Each line below must be set down exactly; omit any image you find.

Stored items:
=====

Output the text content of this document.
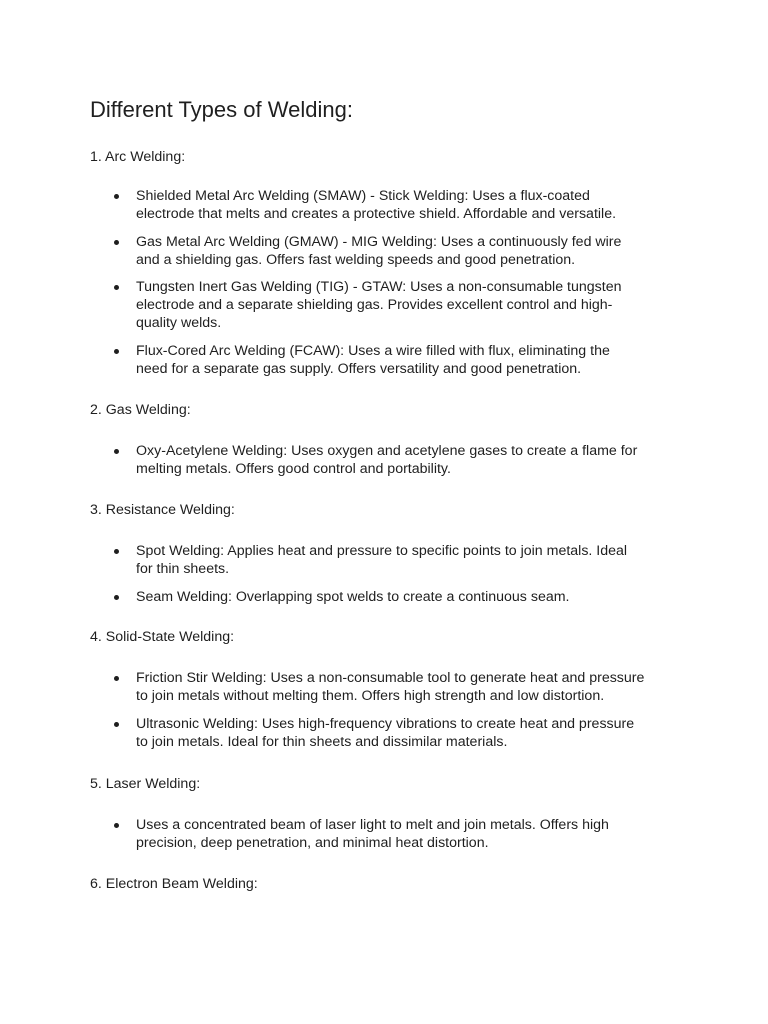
Different Types of Welding:

1. Arc Welding:

Shielded Metal Arc Welding (SMAW) - Stick Welding: Uses a flux-coated
electrode that melts and creates a protective shield. Affordable and versatile.
Gas Metal Arc Welding (GMAW) - MIG Welding: Uses a continuously fed wire
and a shielding gas. Offers fast welding speeds and good penetration.
Tungsten Inert Gas Welding (TIG) - GTAW: Uses a non-consumable tungsten
electrode and a separate shielding gas. Provides excellent control and high-
quality welds.
Flux-Cored Arc Welding (FCAW): Uses a wire filled with flux, eliminating the
need for a separate gas supply. Offers versatility and good penetration.

2. Gas Welding:

Oxy-Acetylene Welding: Uses oxygen and acetylene gases to create a flame for
melting metals. Offers good control and portability.

3. Resistance Welding:

Spot Welding: Applies heat and pressure to specific points to join metals. Ideal
for thin sheets.
Seam Welding: Overlapping spot welds to create a continuous seam.

4. Solid-State Welding:

Friction Stir Welding: Uses a non-consumable tool to generate heat and pressure
to join metals without melting them. Offers high strength and low distortion.
Ultrasonic Welding: Uses high-frequency vibrations to create heat and pressure
to join metals. Ideal for thin sheets and dissimilar materials.

5. Laser Welding:

Uses a concentrated beam of laser light to melt and join metals. Offers high
precision, deep penetration, and minimal heat distortion.

6. Electron Beam Welding:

=====

● **In response**
Output the text content of this document.
Different Types of Welding:

1. Arc Welding:

Shielded Metal Arc Welding (SMAW) - Stick Welding: Uses a flux-coated
electrode that melts and creates a protective shield. Affordable and versatile.
Gas Metal Arc Welding (GMAW) - MIG Welding: Uses a continuously fed wire
and a shielding gas. Offers fast welding speeds and good penetration.
Tungsten Inert Gas Welding (TIG) - GTAW: Uses a non-consumable tungsten
electrode and a separate shielding gas. Provides excellent control and high-
quality welds.
Flux-Cored Arc Welding (FCAW): Uses a wire filled with flux, eliminating the
need for a separate gas supply. Offers versatility and good penetration.

2. Gas Welding:

Oxy-Acetylene Welding: Uses oxygen and acetylene gases to create a flame for
melting metals. Offers good control and portability.

3. Resistance Welding:

Spot Welding: Applies heat and pressure to specific points to join metals. Ideal
for thin sheets.
Seam Welding: Overlapping spot welds to create a continuous seam.

4. Solid-State Welding:

Friction Stir Welding: Uses a non-consumable tool to generate heat and pressure
to join metals without melting them. Offers high strength and low distortion.
Ultrasonic Welding: Uses high-frequency vibrations to create heat and pressure
to join metals. Ideal for thin sheets and dissimilar materials.

5. Laser Welding:

Uses a concentrated beam of laser light to melt and join metals. Offers high
precision, deep penetration, and minimal heat distortion.

6. Electron Beam Welding:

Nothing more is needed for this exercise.